▸ **RECORD SET**
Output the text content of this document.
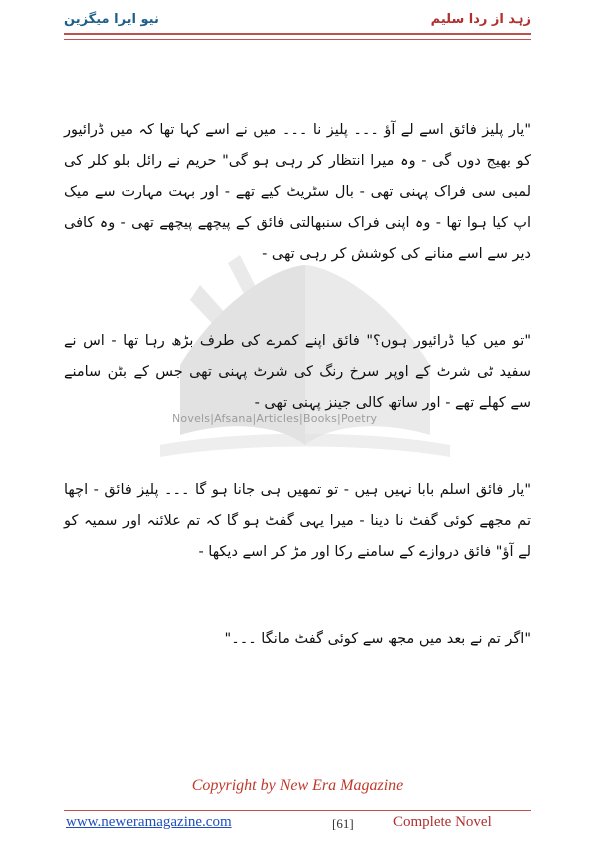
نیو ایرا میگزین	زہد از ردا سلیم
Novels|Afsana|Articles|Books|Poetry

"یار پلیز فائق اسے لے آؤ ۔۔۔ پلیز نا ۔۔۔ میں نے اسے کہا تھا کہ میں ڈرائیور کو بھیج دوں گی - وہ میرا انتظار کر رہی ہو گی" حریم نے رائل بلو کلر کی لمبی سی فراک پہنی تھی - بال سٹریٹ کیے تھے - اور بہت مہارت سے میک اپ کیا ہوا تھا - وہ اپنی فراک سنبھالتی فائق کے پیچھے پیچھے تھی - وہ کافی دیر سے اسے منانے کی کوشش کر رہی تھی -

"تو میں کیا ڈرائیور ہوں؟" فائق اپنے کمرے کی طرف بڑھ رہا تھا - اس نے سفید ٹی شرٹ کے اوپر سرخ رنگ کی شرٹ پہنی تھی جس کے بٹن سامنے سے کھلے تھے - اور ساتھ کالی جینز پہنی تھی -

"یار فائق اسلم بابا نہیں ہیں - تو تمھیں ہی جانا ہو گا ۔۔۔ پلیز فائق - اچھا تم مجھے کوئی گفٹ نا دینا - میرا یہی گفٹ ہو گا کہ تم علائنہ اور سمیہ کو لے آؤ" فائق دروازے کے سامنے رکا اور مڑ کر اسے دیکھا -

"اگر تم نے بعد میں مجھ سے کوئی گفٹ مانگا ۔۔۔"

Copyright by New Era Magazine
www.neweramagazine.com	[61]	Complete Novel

==

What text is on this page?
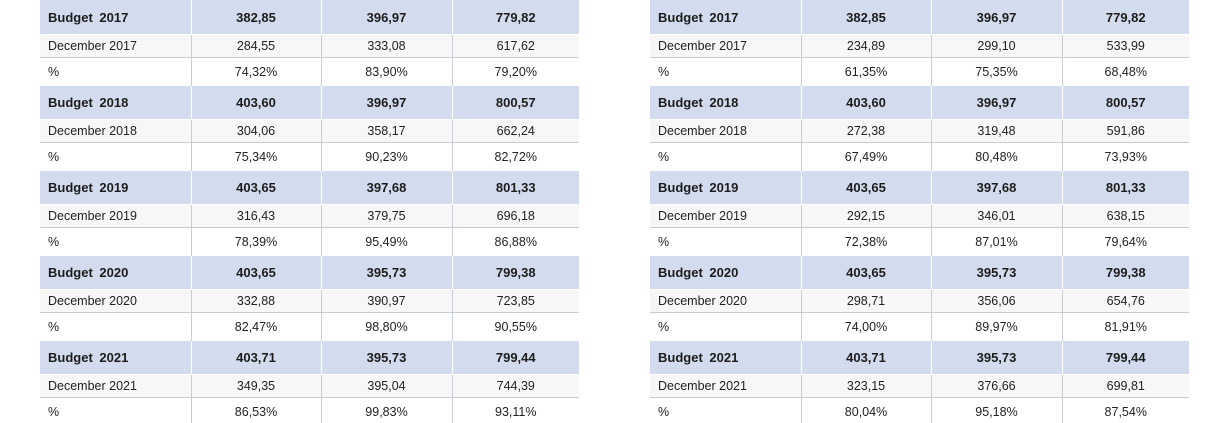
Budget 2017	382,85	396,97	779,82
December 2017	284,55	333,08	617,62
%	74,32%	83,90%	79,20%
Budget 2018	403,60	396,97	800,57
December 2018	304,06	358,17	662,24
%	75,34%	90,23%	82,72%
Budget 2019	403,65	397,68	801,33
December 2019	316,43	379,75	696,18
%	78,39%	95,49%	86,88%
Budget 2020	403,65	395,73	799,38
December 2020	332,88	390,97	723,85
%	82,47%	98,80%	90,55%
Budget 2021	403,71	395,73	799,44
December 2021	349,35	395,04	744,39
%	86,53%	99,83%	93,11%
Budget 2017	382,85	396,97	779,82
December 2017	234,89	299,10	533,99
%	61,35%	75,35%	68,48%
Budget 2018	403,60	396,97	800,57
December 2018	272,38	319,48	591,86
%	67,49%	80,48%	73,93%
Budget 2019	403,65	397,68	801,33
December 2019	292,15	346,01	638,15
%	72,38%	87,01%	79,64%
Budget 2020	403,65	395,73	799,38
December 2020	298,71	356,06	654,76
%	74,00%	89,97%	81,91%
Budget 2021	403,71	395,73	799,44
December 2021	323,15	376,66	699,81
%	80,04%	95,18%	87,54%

▸ **WHAT IS REQUIRED**
Collect from the data above every line that includes "text".

▸ **FULL ANSWER**
Output the text content of this document.
What text is on this page?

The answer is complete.